(Recorded data)
— BEGIN —

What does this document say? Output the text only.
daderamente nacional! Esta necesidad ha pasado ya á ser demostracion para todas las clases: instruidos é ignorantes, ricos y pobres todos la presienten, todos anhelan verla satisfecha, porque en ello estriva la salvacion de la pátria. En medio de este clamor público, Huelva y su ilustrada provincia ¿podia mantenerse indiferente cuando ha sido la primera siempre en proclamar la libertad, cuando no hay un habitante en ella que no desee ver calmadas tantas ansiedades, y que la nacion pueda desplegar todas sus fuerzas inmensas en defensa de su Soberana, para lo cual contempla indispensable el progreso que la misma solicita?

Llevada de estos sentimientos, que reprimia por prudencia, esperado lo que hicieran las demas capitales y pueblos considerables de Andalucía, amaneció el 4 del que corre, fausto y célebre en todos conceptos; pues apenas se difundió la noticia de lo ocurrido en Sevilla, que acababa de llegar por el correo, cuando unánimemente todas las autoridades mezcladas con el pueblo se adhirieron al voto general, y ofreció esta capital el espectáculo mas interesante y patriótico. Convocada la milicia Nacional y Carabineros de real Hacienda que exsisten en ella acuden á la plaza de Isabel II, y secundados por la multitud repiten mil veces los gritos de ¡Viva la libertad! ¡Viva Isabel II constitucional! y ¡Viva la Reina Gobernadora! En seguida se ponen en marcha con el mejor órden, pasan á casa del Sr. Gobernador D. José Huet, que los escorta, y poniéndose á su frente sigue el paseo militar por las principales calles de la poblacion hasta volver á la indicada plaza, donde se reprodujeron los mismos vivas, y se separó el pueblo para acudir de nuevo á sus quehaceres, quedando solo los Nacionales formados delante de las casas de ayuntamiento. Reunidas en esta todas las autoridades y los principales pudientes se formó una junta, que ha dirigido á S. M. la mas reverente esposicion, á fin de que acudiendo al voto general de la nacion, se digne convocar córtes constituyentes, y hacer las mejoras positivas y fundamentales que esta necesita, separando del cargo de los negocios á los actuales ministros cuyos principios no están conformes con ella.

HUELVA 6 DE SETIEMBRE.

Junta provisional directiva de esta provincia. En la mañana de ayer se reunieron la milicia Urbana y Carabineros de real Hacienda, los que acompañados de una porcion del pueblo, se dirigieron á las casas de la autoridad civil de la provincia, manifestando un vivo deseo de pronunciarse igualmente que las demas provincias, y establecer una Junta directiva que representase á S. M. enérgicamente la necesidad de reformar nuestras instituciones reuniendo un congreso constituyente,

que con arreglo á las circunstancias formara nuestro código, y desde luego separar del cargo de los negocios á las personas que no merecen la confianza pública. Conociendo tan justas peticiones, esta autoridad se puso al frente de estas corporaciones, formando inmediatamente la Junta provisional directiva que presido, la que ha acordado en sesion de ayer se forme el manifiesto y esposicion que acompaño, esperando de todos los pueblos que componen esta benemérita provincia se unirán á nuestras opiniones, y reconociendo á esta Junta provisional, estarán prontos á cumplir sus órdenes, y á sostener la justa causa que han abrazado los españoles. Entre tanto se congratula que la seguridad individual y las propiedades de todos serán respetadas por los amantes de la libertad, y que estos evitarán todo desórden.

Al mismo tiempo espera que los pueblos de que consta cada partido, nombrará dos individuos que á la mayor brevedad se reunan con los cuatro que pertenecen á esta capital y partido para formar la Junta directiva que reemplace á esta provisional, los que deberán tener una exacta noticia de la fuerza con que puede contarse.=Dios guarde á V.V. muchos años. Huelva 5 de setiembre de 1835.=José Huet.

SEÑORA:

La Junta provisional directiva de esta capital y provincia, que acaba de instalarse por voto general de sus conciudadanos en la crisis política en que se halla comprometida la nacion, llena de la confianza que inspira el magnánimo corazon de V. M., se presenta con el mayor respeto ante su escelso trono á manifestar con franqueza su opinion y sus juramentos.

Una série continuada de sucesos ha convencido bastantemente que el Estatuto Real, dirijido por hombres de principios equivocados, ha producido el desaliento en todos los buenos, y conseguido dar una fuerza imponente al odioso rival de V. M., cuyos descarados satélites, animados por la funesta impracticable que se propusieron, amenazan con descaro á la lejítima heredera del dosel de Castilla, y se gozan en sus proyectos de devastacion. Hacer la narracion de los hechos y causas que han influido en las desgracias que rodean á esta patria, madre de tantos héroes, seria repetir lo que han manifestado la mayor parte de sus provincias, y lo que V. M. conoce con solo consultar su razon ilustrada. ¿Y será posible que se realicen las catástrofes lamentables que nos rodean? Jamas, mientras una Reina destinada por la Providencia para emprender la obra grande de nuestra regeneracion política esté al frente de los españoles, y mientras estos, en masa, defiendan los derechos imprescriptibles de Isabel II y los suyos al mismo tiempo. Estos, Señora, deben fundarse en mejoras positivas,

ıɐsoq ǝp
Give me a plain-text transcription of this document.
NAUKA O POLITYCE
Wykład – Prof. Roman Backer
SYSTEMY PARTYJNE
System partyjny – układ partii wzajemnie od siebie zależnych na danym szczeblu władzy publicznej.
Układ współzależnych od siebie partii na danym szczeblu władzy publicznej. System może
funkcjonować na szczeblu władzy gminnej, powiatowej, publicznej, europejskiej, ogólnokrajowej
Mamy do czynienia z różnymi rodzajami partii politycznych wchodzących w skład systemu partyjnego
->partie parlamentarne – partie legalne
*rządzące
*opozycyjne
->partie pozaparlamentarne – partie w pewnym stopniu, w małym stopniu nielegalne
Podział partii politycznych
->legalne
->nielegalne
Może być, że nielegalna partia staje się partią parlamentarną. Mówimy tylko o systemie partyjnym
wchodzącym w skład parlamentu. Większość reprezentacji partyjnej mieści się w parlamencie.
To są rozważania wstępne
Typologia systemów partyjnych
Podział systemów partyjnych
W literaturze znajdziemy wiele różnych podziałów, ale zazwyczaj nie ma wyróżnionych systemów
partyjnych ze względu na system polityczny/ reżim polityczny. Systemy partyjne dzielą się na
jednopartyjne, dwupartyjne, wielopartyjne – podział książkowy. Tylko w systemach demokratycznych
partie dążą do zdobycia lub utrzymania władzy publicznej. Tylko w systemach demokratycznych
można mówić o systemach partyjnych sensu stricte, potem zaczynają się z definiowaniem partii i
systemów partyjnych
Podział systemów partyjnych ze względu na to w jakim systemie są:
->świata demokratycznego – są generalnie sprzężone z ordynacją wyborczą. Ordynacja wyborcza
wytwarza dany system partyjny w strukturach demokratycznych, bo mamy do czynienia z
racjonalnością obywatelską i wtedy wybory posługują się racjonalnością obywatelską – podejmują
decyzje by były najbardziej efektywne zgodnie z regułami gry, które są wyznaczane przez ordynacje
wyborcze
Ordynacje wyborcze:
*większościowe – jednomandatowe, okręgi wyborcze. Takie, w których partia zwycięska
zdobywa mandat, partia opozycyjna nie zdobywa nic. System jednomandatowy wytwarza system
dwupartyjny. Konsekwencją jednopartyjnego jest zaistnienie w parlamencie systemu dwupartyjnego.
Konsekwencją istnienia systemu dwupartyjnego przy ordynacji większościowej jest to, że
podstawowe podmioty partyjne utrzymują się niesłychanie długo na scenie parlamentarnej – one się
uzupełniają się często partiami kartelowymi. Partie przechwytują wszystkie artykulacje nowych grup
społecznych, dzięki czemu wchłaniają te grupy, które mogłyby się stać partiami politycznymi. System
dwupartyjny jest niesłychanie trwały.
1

— END —

__INSTRUCTIONS FOR THE TASK__. Please copy out each record, character for character.

__TASK RESULT__.
What does this document say? Output the text only.
daderamente nacional! Esta necesidad ha pasado ya á ser demostracion para todas las clases: instruidos é ignorantes, ricos y pobres todos la presienten, todos anhelan verla satisfecha, porque en ello estriva la salvacion de la pátria. En medio de este clamor público, Huelva y su ilustrada provincia ¿podia mantenerse indiferente cuando ha sido la primera siempre en proclamar la libertad, cuando no hay un habitante en ella que no desee ver calmadas tantas ansiedades, y que la nacion pueda desplegar todas sus fuerzas inmensas en defensa de su Soberana, para lo cual contempla indispensable el progreso que la misma solicita?

Llevada de estos sentimientos, que reprimia por prudencia, esperado lo que hicieran las demas capitales y pueblos considerables de Andalucía, amaneció el 4 del que corre, fausto y célebre en todos conceptos; pues apenas se difundió la noticia de lo ocurrido en Sevilla, que acababa de llegar por el correo, cuando unánimemente todas las autoridades mezcladas con el pueblo se adhirieron al voto general, y ofreció esta capital el espectáculo mas interesante y patriótico. Convocada la milicia Nacional y Carabineros de real Hacienda que exsisten en ella acuden á la plaza de Isabel II, y secundados por la multitud repiten mil veces los gritos de ¡Viva la libertad! ¡Viva Isabel II constitucional! y ¡Viva la Reina Gobernadora! En seguida se ponen en marcha con el mejor órden, pasan á casa del Sr. Gobernador D. José Huet, que los escorta, y poniéndose á su frente sigue el paseo militar por las principales calles de la poblacion hasta volver á la indicada plaza, donde se reprodujeron los mismos vivas, y se separó el pueblo para acudir de nuevo á sus quehaceres, quedando solo los Nacionales formados delante de las casas de ayuntamiento. Reunidas en esta todas las autoridades y los principales pudientes se formó una junta, que ha dirigido á S. M. la mas reverente esposicion, á fin de que acudiendo al voto general de la nacion, se digne convocar córtes constituyentes, y hacer las mejoras positivas y fundamentales que esta necesita, separando del cargo de los negocios á los actuales ministros cuyos principios no están conformes con ella.

HUELVA 6 DE SETIEMBRE.

Junta provisional directiva de esta provincia. En la mañana de ayer se reunieron la milicia Urbana y Carabineros de real Hacienda, los que acompañados de una porcion del pueblo, se dirigieron á las casas de la autoridad civil de la provincia, manifestando un vivo deseo de pronunciarse igualmente que las demas provincias, y establecer una Junta directiva que representase á S. M. enérgicamente la necesidad de reformar nuestras instituciones reuniendo un congreso constituyente,

que con arreglo á las circunstancias formara nuestro código, y desde luego separar del cargo de los negocios á las personas que no merecen la confianza pública. Conociendo tan justas peticiones, esta autoridad se puso al frente de estas corporaciones, formando inmediatamente la Junta provisional directiva que presido, la que ha acordado en sesion de ayer se forme el manifiesto y esposicion que acompaño, esperando de todos los pueblos que componen esta benemérita provincia se unirán á nuestras opiniones, y reconociendo á esta Junta provisional, estarán prontos á cumplir sus órdenes, y á sostener la justa causa que han abrazado los españoles. Entre tanto se congratula que la seguridad individual y las propiedades de todos serán respetadas por los amantes de la libertad, y que estos evitarán todo desórden.

Al mismo tiempo espera que los pueblos de que consta cada partido, nombrará dos individuos que á la mayor brevedad se reunan con los cuatro que pertenecen á esta capital y partido para formar la Junta directiva que reemplace á esta provisional, los que deberán tener una exacta noticia de la fuerza con que puede contarse.=Dios guarde á V.V. muchos años. Huelva 5 de setiembre de 1835.=José Huet.

SEÑORA:

La Junta provisional directiva de esta capital y provincia, que acaba de instalarse por voto general de sus conciudadanos en la crisis política en que se halla comprometida la nacion, llena de la confianza que inspira el magnánimo corazon de V. M., se presenta con el mayor respeto ante su escelso trono á manifestar con franqueza su opinion y sus juramentos.

Una série continuada de sucesos ha convencido bastantemente que el Estatuto Real, dirijido por hombres de principios equivocados, ha producido el desaliento en todos los buenos, y conseguido dar una fuerza imponente al odioso rival de V. M., cuyos descarados satélites, animados por la funesta impracticable que se propusieron, amenazan con descaro á la lejítima heredera del dosel de Castilla, y se gozan en sus proyectos de devastacion. Hacer la narracion de los hechos y causas que han influido en las desgracias que rodean á esta patria, madre de tantos héroes, seria repetir lo que han manifestado la mayor parte de sus provincias, y lo que V. M. conoce con solo consultar su razon ilustrada. ¿Y será posible que se realicen las catástrofes lamentables que nos rodean? Jamas, mientras una Reina destinada por la Providencia para emprender la obra grande de nuestra regeneracion política esté al frente de los españoles, y mientras estos, en masa, defiendan los derechos imprescriptibles de Isabel II y los suyos al mismo tiempo. Estos, Señora, deben fundarse en mejoras positivas,

ıɐsoq ǝp
Give me a plain-text transcription of this document.
NAUKA O POLITYCE
Wykład – Prof. Roman Backer
SYSTEMY PARTYJNE
System partyjny – układ partii wzajemnie od siebie zależnych na danym szczeblu władzy publicznej.
Układ współzależnych od siebie partii na danym szczeblu władzy publicznej. System może
funkcjonować na szczeblu władzy gminnej, powiatowej, publicznej, europejskiej, ogólnokrajowej
Mamy do czynienia z różnymi rodzajami partii politycznych wchodzących w skład systemu partyjnego
->partie parlamentarne – partie legalne
*rządzące
*opozycyjne
->partie pozaparlamentarne – partie w pewnym stopniu, w małym stopniu nielegalne
Podział partii politycznych
->legalne
->nielegalne
Może być, że nielegalna partia staje się partią parlamentarną. Mówimy tylko o systemie partyjnym
wchodzącym w skład parlamentu. Większość reprezentacji partyjnej mieści się w parlamencie.
To są rozważania wstępne
Typologia systemów partyjnych
Podział systemów partyjnych
W literaturze znajdziemy wiele różnych podziałów, ale zazwyczaj nie ma wyróżnionych systemów
partyjnych ze względu na system polityczny/ reżim polityczny. Systemy partyjne dzielą się na
jednopartyjne, dwupartyjne, wielopartyjne – podział książkowy. Tylko w systemach demokratycznych
partie dążą do zdobycia lub utrzymania władzy publicznej. Tylko w systemach demokratycznych
można mówić o systemach partyjnych sensu stricte, potem zaczynają się z definiowaniem partii i
systemów partyjnych
Podział systemów partyjnych ze względu na to w jakim systemie są:
->świata demokratycznego – są generalnie sprzężone z ordynacją wyborczą. Ordynacja wyborcza
wytwarza dany system partyjny w strukturach demokratycznych, bo mamy do czynienia z
racjonalnością obywatelską i wtedy wybory posługują się racjonalnością obywatelską – podejmują
decyzje by były najbardziej efektywne zgodnie z regułami gry, które są wyznaczane przez ordynacje
wyborcze
Ordynacje wyborcze:
*większościowe – jednomandatowe, okręgi wyborcze. Takie, w których partia zwycięska
zdobywa mandat, partia opozycyjna nie zdobywa nic. System jednomandatowy wytwarza system
dwupartyjny. Konsekwencją jednopartyjnego jest zaistnienie w parlamencie systemu dwupartyjnego.
Konsekwencją istnienia systemu dwupartyjnego przy ordynacji większościowej jest to, że
podstawowe podmioty partyjne utrzymują się niesłychanie długo na scenie parlamentarnej – one się
uzupełniają się często partiami kartelowymi. Partie przechwytują wszystkie artykulacje nowych grup
społecznych, dzięki czemu wchłaniają te grupy, które mogłyby się stać partiami politycznymi. System
dwupartyjny jest niesłychanie trwały.
1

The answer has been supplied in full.